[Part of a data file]
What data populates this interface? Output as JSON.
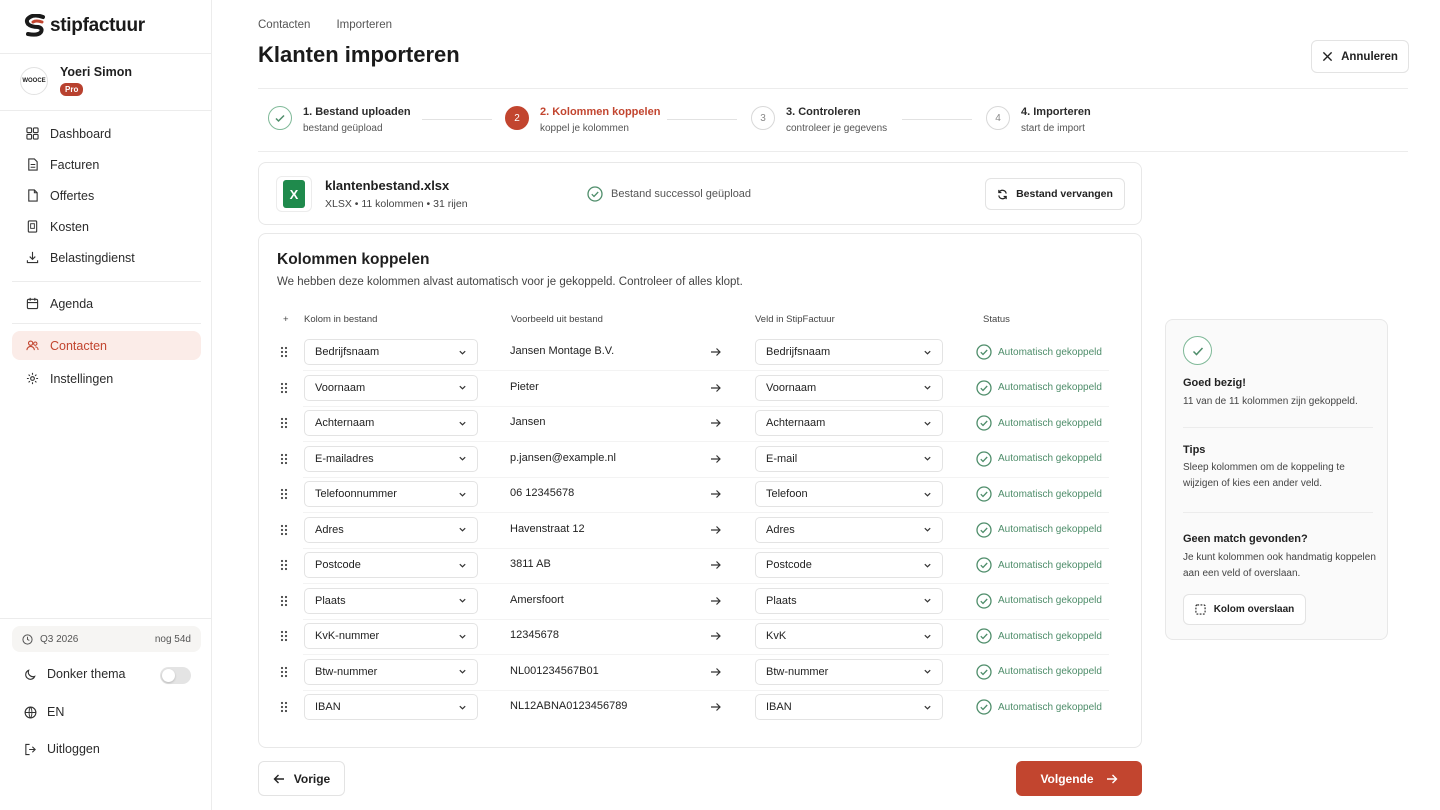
{
  "app": {
    "brand": "stipfactuur",
    "accent": "#c2452f",
    "success": "#4e8d6a"
  },
  "user": {
    "name": "Yoeri Simon",
    "badge": "Pro",
    "avatar_text": "WOOCE"
  },
  "sidebar": {
    "items": [
      {
        "label": "Dashboard",
        "icon": "grid-icon"
      },
      {
        "label": "Facturen",
        "icon": "document-icon"
      },
      {
        "label": "Offertes",
        "icon": "file-icon"
      },
      {
        "label": "Kosten",
        "icon": "receipt-icon"
      },
      {
        "label": "Belastingdienst",
        "icon": "download-icon"
      },
      {
        "label": "Agenda",
        "icon": "calendar-icon"
      },
      {
        "label": "Contacten",
        "icon": "users-icon",
        "active": true
      },
      {
        "label": "Instellingen",
        "icon": "gear-icon"
      }
    ],
    "quarter": {
      "label": "Q3 2026",
      "remaining": "nog 54d"
    },
    "dark_theme": {
      "label": "Donker thema",
      "enabled": false
    },
    "language": "EN",
    "logout": "Uitloggen"
  },
  "breadcrumb": [
    "Contacten",
    "Importeren"
  ],
  "page_title": "Klanten importeren",
  "cancel_label": "Annuleren",
  "steps": [
    {
      "title": "1. Bestand uploaden",
      "subtitle": "bestand geüpload",
      "state": "done",
      "number": "1"
    },
    {
      "title": "2. Kolommen koppelen",
      "subtitle": "koppel je kolommen",
      "state": "current",
      "number": "2"
    },
    {
      "title": "3. Controleren",
      "subtitle": "controleer je gegevens",
      "state": "upcoming",
      "number": "3"
    },
    {
      "title": "4. Importeren",
      "subtitle": "start de import",
      "state": "upcoming",
      "number": "4"
    }
  ],
  "file": {
    "name": "klantenbestand.xlsx",
    "meta": "XLSX • 11 kolommen • 31 rijen",
    "icon_letter": "X",
    "status": "Bestand successol geüpload",
    "replace_label": "Bestand vervangen"
  },
  "mapping": {
    "title": "Kolommen koppelen",
    "subtitle": "We hebben deze kolommen alvast automatisch voor je gekoppeld. Controleer of alles klopt.",
    "headers": {
      "drag": "+",
      "source": "Kolom in bestand",
      "sample": "Voorbeeld uit bestand",
      "target": "Veld in StipFactuur",
      "status": "Status"
    },
    "rows": [
      {
        "source": "Bedrijfsnaam",
        "sample": "Jansen Montage B.V.",
        "target": "Bedrijfsnaam",
        "status": "Automatisch gekoppeld"
      },
      {
        "source": "Voornaam",
        "sample": "Pieter",
        "target": "Voornaam",
        "status": "Automatisch gekoppeld"
      },
      {
        "source": "Achternaam",
        "sample": "Jansen",
        "target": "Achternaam",
        "status": "Automatisch gekoppeld"
      },
      {
        "source": "E-mailadres",
        "sample": "p.jansen@example.nl",
        "target": "E-mail",
        "status": "Automatisch gekoppeld"
      },
      {
        "source": "Telefoonnummer",
        "sample": "06 12345678",
        "target": "Telefoon",
        "status": "Automatisch gekoppeld"
      },
      {
        "source": "Adres",
        "sample": "Havenstraat 12",
        "target": "Adres",
        "status": "Automatisch gekoppeld"
      },
      {
        "source": "Postcode",
        "sample": "3811 AB",
        "target": "Postcode",
        "status": "Automatisch gekoppeld"
      },
      {
        "source": "Plaats",
        "sample": "Amersfoort",
        "target": "Plaats",
        "status": "Automatisch gekoppeld"
      },
      {
        "source": "KvK-nummer",
        "sample": "12345678",
        "target": "KvK",
        "status": "Automatisch gekoppeld"
      },
      {
        "source": "Btw-nummer",
        "sample": "NL001234567B01",
        "target": "Btw-nummer",
        "status": "Automatisch gekoppeld"
      },
      {
        "source": "IBAN",
        "sample": "NL12ABNA0123456789",
        "target": "IBAN",
        "status": "Automatisch gekoppeld"
      }
    ]
  },
  "nav": {
    "prev": "Vorige",
    "next": "Volgende"
  },
  "side_panel": {
    "title": "Goed bezig!",
    "summary": "11 van de 11 kolommen zijn gekoppeld.",
    "tips_title": "Tips",
    "tips_text": "Sleep kolommen om de koppeling te wijzigen of kies een ander veld.",
    "nomatch_title": "Geen match gevonden?",
    "nomatch_text": "Je kunt kolommen ook handmatig koppelen aan een veld of overslaan.",
    "skip_label": "Kolom overslaan"
  }
}
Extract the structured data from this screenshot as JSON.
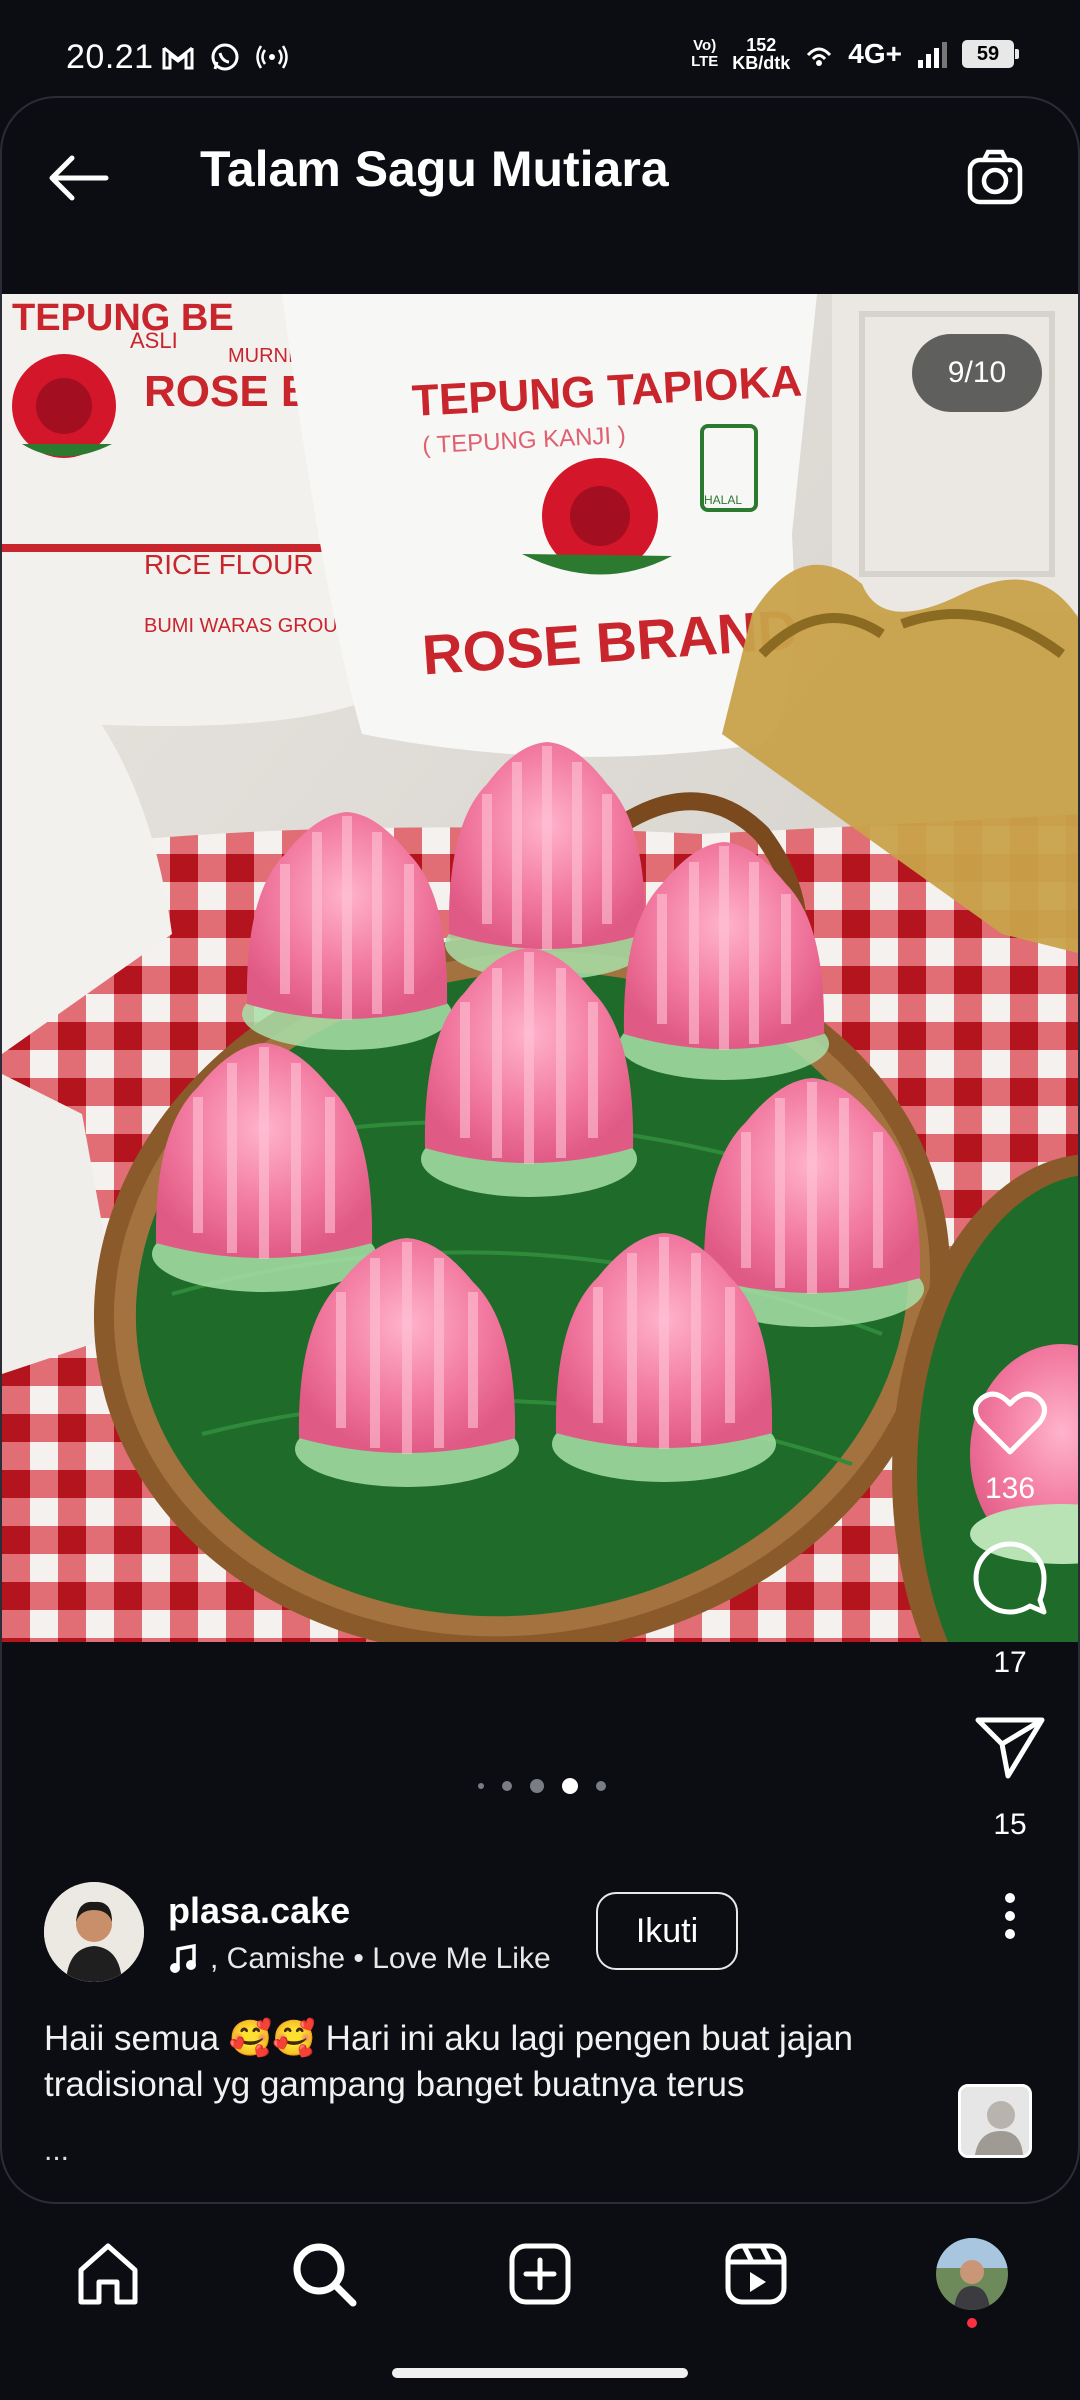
{
  "status_bar": {
    "time": "20.21",
    "net_speed_value": "152",
    "net_speed_unit": "KB/dtk",
    "volte_label": "VoLTE",
    "network": "4G+",
    "battery": "59"
  },
  "header": {
    "title": "Talam Sagu Mutiara"
  },
  "post": {
    "counter": "9/10",
    "like_count": "136",
    "comment_count": "17",
    "share_count": "15",
    "username": "plasa.cake",
    "music": ", Camishe • Love Me Like",
    "follow_label": "Ikuti",
    "caption": "Haii semua 🥰🥰 Hari ini aku lagi pengen buat jajan tradisional yg gampang banget buatnya terus",
    "caption_more": "...",
    "photo_labels": {
      "bag_left_murni": "MURNI",
      "bag_left_rose": "ROSE BRA",
      "bag_left_rice": "RICE FLOUR",
      "bag_left_group": "BUMI WARAS GROUP",
      "bag_left_asli": "ASLI",
      "bag_main_title": "TEPUNG TAPIOKA",
      "bag_main_sub": "( TEPUNG KANJI )",
      "bag_main_brand": "ROSE BRAND",
      "halal": "HALAL"
    },
    "pagination": {
      "dot_count": 5,
      "active_index": 3
    }
  },
  "colors": {
    "background": "#0b0d12",
    "cake_pink": "#f27aa0",
    "leaf_green": "#1f6b2a",
    "cloth_red": "#c8252c",
    "notification_red": "#ff3040"
  },
  "icons": {
    "back": "arrow-left-icon",
    "camera": "camera-icon",
    "like": "heart-icon",
    "comment": "comment-icon",
    "share": "send-icon",
    "more": "more-vertical-icon",
    "home": "home-icon",
    "search": "search-icon",
    "create": "plus-square-icon",
    "reels": "reels-icon"
  }
}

The problem:
Read the data above. Pull out each line in which the string "TEPUNG" appears.

Written solution:
      "bag_main_title": "TEPUNG TAPIOKA",
      "bag_main_sub": "( TEPUNG KANJI )",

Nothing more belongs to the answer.